**Directive**
Set down every entry again word for word, please, but skip the pictures.

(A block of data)

++++++

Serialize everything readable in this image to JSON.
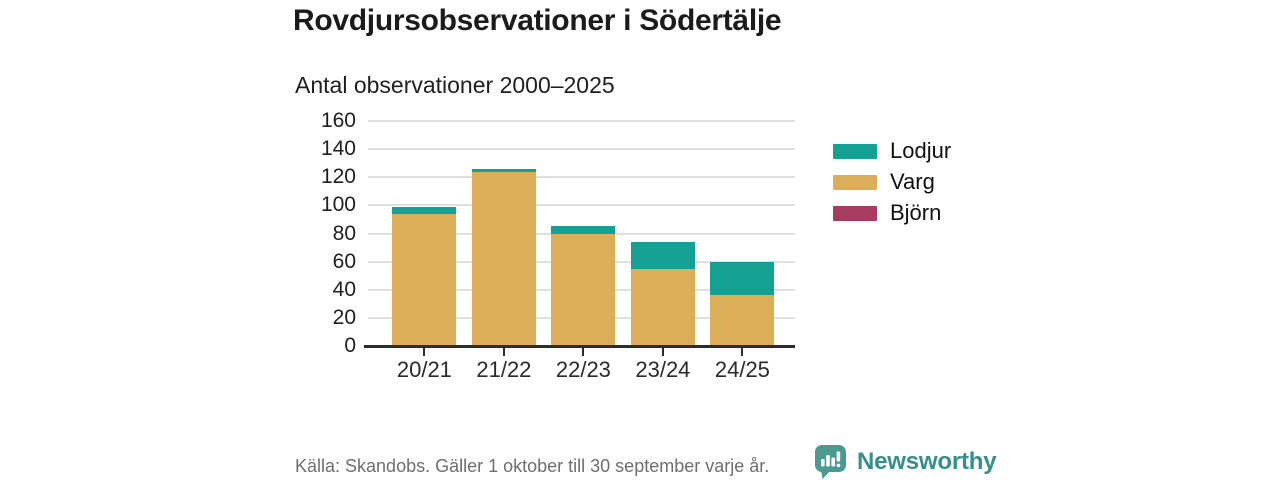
{
  "header": {
    "title": "Rovdjursobservationer i Södertälje",
    "subtitle": "Antal observationer 2000–2025"
  },
  "chart_data": {
    "type": "bar",
    "stacked": true,
    "title": "Rovdjursobservationer i Södertälje",
    "subtitle": "Antal observationer 2000–2025",
    "categories": [
      "20/21",
      "21/22",
      "22/23",
      "23/24",
      "24/25"
    ],
    "series": [
      {
        "name": "Lodjur",
        "color": "#14a092",
        "values": [
          5,
          2,
          5,
          19,
          24
        ]
      },
      {
        "name": "Varg",
        "color": "#dcae58",
        "values": [
          94,
          124,
          80,
          55,
          36
        ]
      },
      {
        "name": "Björn",
        "color": "#a83b60",
        "values": [
          0,
          0,
          0,
          0,
          0
        ]
      }
    ],
    "totals": [
      99,
      126,
      85,
      74,
      60
    ],
    "stack_order_bottom_to_top": [
      "Björn",
      "Varg",
      "Lodjur"
    ],
    "ylim": [
      0,
      160
    ],
    "yticks": [
      0,
      20,
      40,
      60,
      80,
      100,
      120,
      140,
      160
    ],
    "grid": true,
    "legend_position": "right",
    "xlabel": "",
    "ylabel": ""
  },
  "legend": {
    "items": [
      {
        "label": "Lodjur",
        "color": "#14a092"
      },
      {
        "label": "Varg",
        "color": "#dcae58"
      },
      {
        "label": "Björn",
        "color": "#a83b60"
      }
    ]
  },
  "footer": {
    "source": "Källa: Skandobs. Gäller 1 oktober till 30 september varje år.",
    "brand": "Newsworthy",
    "brand_color": "#33908b"
  }
}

++++++

**Task response**
Serialize everything readable in this image to JSON.
{
  "header": {
    "title": "Rovdjursobservationer i Södertälje",
    "subtitle": "Antal observationer 2000–2025"
  },
  "chart_data": {
    "type": "bar",
    "stacked": true,
    "title": "Rovdjursobservationer i Södertälje",
    "subtitle": "Antal observationer 2000–2025",
    "categories": [
      "20/21",
      "21/22",
      "22/23",
      "23/24",
      "24/25"
    ],
    "series": [
      {
        "name": "Lodjur",
        "color": "#14a092",
        "values": [
          5,
          2,
          5,
          19,
          24
        ]
      },
      {
        "name": "Varg",
        "color": "#dcae58",
        "values": [
          94,
          124,
          80,
          55,
          36
        ]
      },
      {
        "name": "Björn",
        "color": "#a83b60",
        "values": [
          0,
          0,
          0,
          0,
          0
        ]
      }
    ],
    "totals": [
      99,
      126,
      85,
      74,
      60
    ],
    "stack_order_bottom_to_top": [
      "Björn",
      "Varg",
      "Lodjur"
    ],
    "ylim": [
      0,
      160
    ],
    "yticks": [
      0,
      20,
      40,
      60,
      80,
      100,
      120,
      140,
      160
    ],
    "grid": true,
    "legend_position": "right",
    "xlabel": "",
    "ylabel": ""
  },
  "legend": {
    "items": [
      {
        "label": "Lodjur",
        "color": "#14a092"
      },
      {
        "label": "Varg",
        "color": "#dcae58"
      },
      {
        "label": "Björn",
        "color": "#a83b60"
      }
    ]
  },
  "footer": {
    "source": "Källa: Skandobs. Gäller 1 oktober till 30 september varje år.",
    "brand": "Newsworthy",
    "brand_color": "#33908b"
  }
}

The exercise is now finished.